▸ **What needs to be done**
Pictures are not part of the copy; repeat everything else in the records exactly.

▸ **Provided records**

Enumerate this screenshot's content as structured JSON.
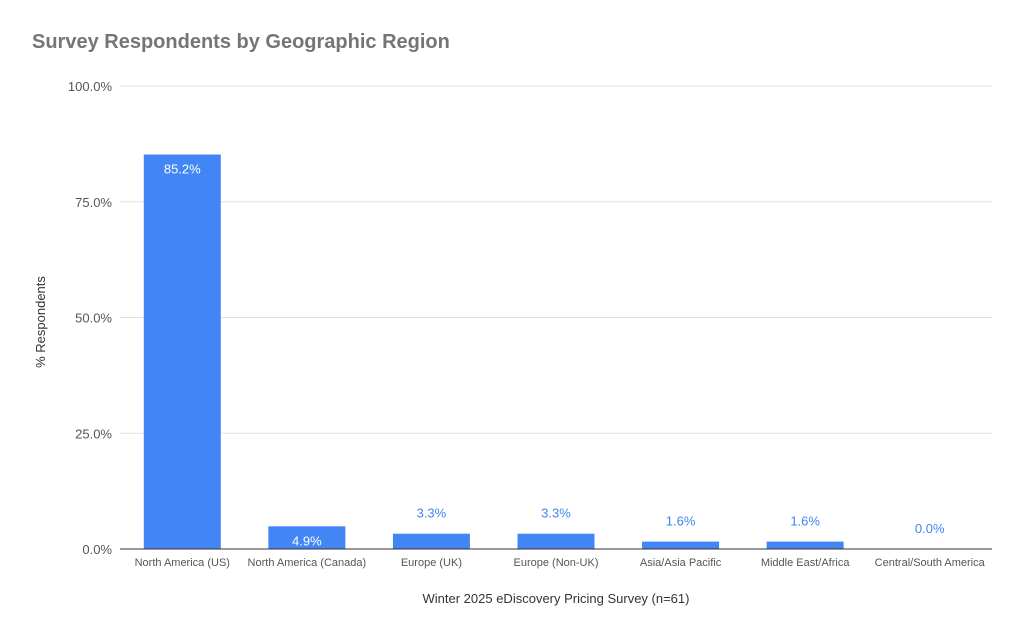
{
  "chart_data": {
    "type": "bar",
    "title": "Survey Respondents by Geographic Region",
    "xlabel": "Winter 2025 eDiscovery Pricing Survey (n=61)",
    "ylabel": "% Respondents",
    "ylim": [
      0,
      100
    ],
    "yticks": [
      "0.0%",
      "25.0%",
      "50.0%",
      "75.0%",
      "100.0%"
    ],
    "categories": [
      "North America (US)",
      "North America (Canada)",
      "Europe (UK)",
      "Europe (Non-UK)",
      "Asia/Asia Pacific",
      "Middle East/Africa",
      "Central/South America"
    ],
    "values": [
      85.2,
      4.9,
      3.3,
      3.3,
      1.6,
      1.6,
      0.0
    ],
    "data_labels": [
      "85.2%",
      "4.9%",
      "3.3%",
      "3.3%",
      "1.6%",
      "1.6%",
      "0.0%"
    ],
    "grid": true,
    "legend": "none",
    "colors": {
      "bar": "#4285f4",
      "grid": "#e0e0e0",
      "axis": "#333333",
      "label_inside": "#ffffff",
      "label_outside": "#4285f4"
    }
  }
}
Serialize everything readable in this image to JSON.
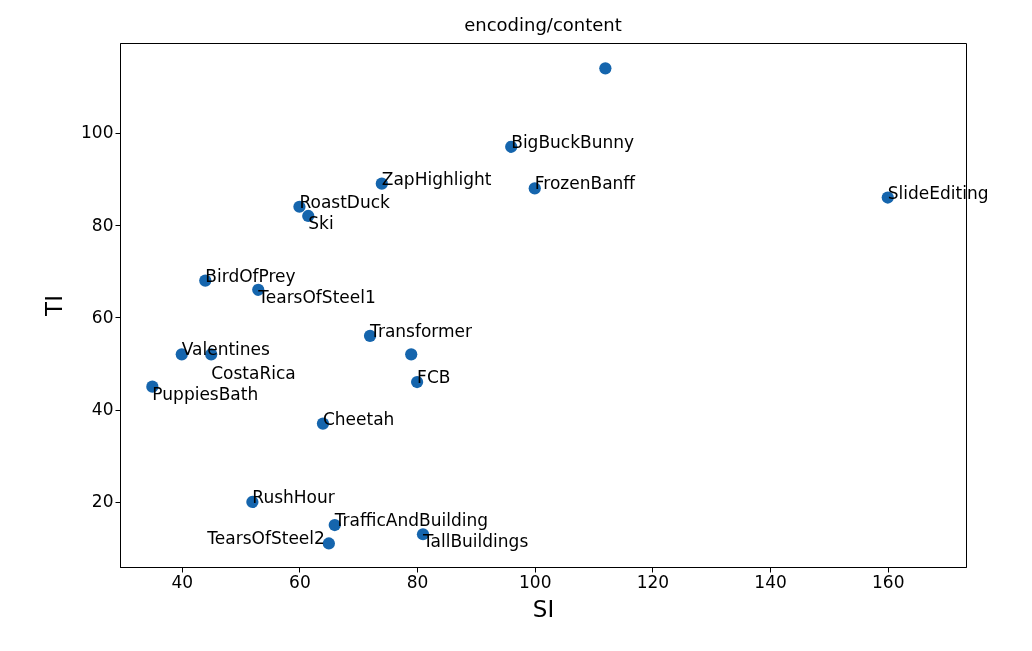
{
  "chart_data": {
    "type": "scatter",
    "title": "encoding/content",
    "xlabel": "SI",
    "ylabel": "TI",
    "xlim": [
      29.5,
      173.3
    ],
    "ylim": [
      5.9,
      119.5
    ],
    "xticks": [
      40,
      60,
      80,
      100,
      120,
      140,
      160
    ],
    "yticks": [
      20,
      40,
      60,
      80,
      100
    ],
    "grid": false,
    "marker": "circle",
    "series": [
      {
        "color": "#1565ad",
        "x": [
          112,
          96,
          74,
          100,
          160,
          60,
          61.5,
          44,
          53,
          72,
          40,
          45,
          79,
          35,
          80,
          64,
          52,
          66,
          81,
          65
        ],
        "values": [
          114,
          97,
          89,
          88,
          86,
          84,
          82,
          68,
          66,
          56,
          52,
          52,
          52,
          45,
          46,
          37,
          20,
          15,
          13,
          11
        ]
      }
    ],
    "annotations": [
      {
        "text": "BigBuckBunny",
        "x": 96,
        "y": 97
      },
      {
        "text": "ZapHighlight",
        "x": 74,
        "y": 89
      },
      {
        "text": "FrozenBanff",
        "x": 100,
        "y": 88
      },
      {
        "text": "SlideEditing",
        "x": 160,
        "y": 86
      },
      {
        "text": "RoastDuck",
        "x": 60,
        "y": 84
      },
      {
        "text": "Ski",
        "x": 61.5,
        "y": 82
      },
      {
        "text": "BirdOfPrey",
        "x": 44,
        "y": 68
      },
      {
        "text": "TearsOfSteel1",
        "x": 53,
        "y": 66
      },
      {
        "text": "Transformer",
        "x": 72,
        "y": 56
      },
      {
        "text": "Valentines",
        "x": 40,
        "y": 52
      },
      {
        "text": "CostaRica",
        "x": 45,
        "y": 52
      },
      {
        "text": "PuppiesBath",
        "x": 35,
        "y": 45
      },
      {
        "text": "FCB",
        "x": 80,
        "y": 46
      },
      {
        "text": "Cheetah",
        "x": 64,
        "y": 37
      },
      {
        "text": "RushHour",
        "x": 52,
        "y": 20
      },
      {
        "text": "TrafficAndBuilding",
        "x": 66,
        "y": 15
      },
      {
        "text": "TallBuildings",
        "x": 81,
        "y": 13
      },
      {
        "text": "TearsOfSteel2",
        "x": 65,
        "y": 11
      }
    ]
  }
}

▸ **The completed task**
Enumerate this screenshot's content as structured JSON.
{
  "chart_data": {
    "type": "bar",
    "title": "Survey Respondents by Geographic Region",
    "xlabel": "Winter 2025 eDiscovery Pricing Survey (n=61)",
    "ylabel": "% Respondents",
    "ylim": [
      0,
      100
    ],
    "yticks": [
      "0.0%",
      "25.0%",
      "50.0%",
      "75.0%",
      "100.0%"
    ],
    "categories": [
      "North America (US)",
      "North America (Canada)",
      "Europe (UK)",
      "Europe (Non-UK)",
      "Asia/Asia Pacific",
      "Middle East/Africa",
      "Central/South America"
    ],
    "values": [
      85.2,
      4.9,
      3.3,
      3.3,
      1.6,
      1.6,
      0.0
    ],
    "data_labels": [
      "85.2%",
      "4.9%",
      "3.3%",
      "3.3%",
      "1.6%",
      "1.6%",
      "0.0%"
    ],
    "grid": true,
    "legend": "none",
    "colors": {
      "bar": "#4285f4",
      "grid": "#e0e0e0",
      "axis": "#333333",
      "label_inside": "#ffffff",
      "label_outside": "#4285f4"
    }
  }
}
Serialize everything readable in this image to JSON.
{
  "chart_data": {
    "type": "scatter",
    "title": "encoding/content",
    "xlabel": "SI",
    "ylabel": "TI",
    "xlim": [
      29.5,
      173.3
    ],
    "ylim": [
      5.9,
      119.5
    ],
    "xticks": [
      40,
      60,
      80,
      100,
      120,
      140,
      160
    ],
    "yticks": [
      20,
      40,
      60,
      80,
      100
    ],
    "grid": false,
    "marker": "circle",
    "series": [
      {
        "color": "#1565ad",
        "x": [
          112,
          96,
          74,
          100,
          160,
          60,
          61.5,
          44,
          53,
          72,
          40,
          45,
          79,
          35,
          80,
          64,
          52,
          66,
          81,
          65
        ],
        "values": [
          114,
          97,
          89,
          88,
          86,
          84,
          82,
          68,
          66,
          56,
          52,
          52,
          52,
          45,
          46,
          37,
          20,
          15,
          13,
          11
        ]
      }
    ],
    "annotations": [
      {
        "text": "BigBuckBunny",
        "x": 96,
        "y": 97
      },
      {
        "text": "ZapHighlight",
        "x": 74,
        "y": 89
      },
      {
        "text": "FrozenBanff",
        "x": 100,
        "y": 88
      },
      {
        "text": "SlideEditing",
        "x": 160,
        "y": 86
      },
      {
        "text": "RoastDuck",
        "x": 60,
        "y": 84
      },
      {
        "text": "Ski",
        "x": 61.5,
        "y": 82
      },
      {
        "text": "BirdOfPrey",
        "x": 44,
        "y": 68
      },
      {
        "text": "TearsOfSteel1",
        "x": 53,
        "y": 66
      },
      {
        "text": "Transformer",
        "x": 72,
        "y": 56
      },
      {
        "text": "Valentines",
        "x": 40,
        "y": 52
      },
      {
        "text": "CostaRica",
        "x": 45,
        "y": 52
      },
      {
        "text": "PuppiesBath",
        "x": 35,
        "y": 45
      },
      {
        "text": "FCB",
        "x": 80,
        "y": 46
      },
      {
        "text": "Cheetah",
        "x": 64,
        "y": 37
      },
      {
        "text": "RushHour",
        "x": 52,
        "y": 20
      },
      {
        "text": "TrafficAndBuilding",
        "x": 66,
        "y": 15
      },
      {
        "text": "TallBuildings",
        "x": 81,
        "y": 13
      },
      {
        "text": "TearsOfSteel2",
        "x": 65,
        "y": 11
      }
    ]
  }
}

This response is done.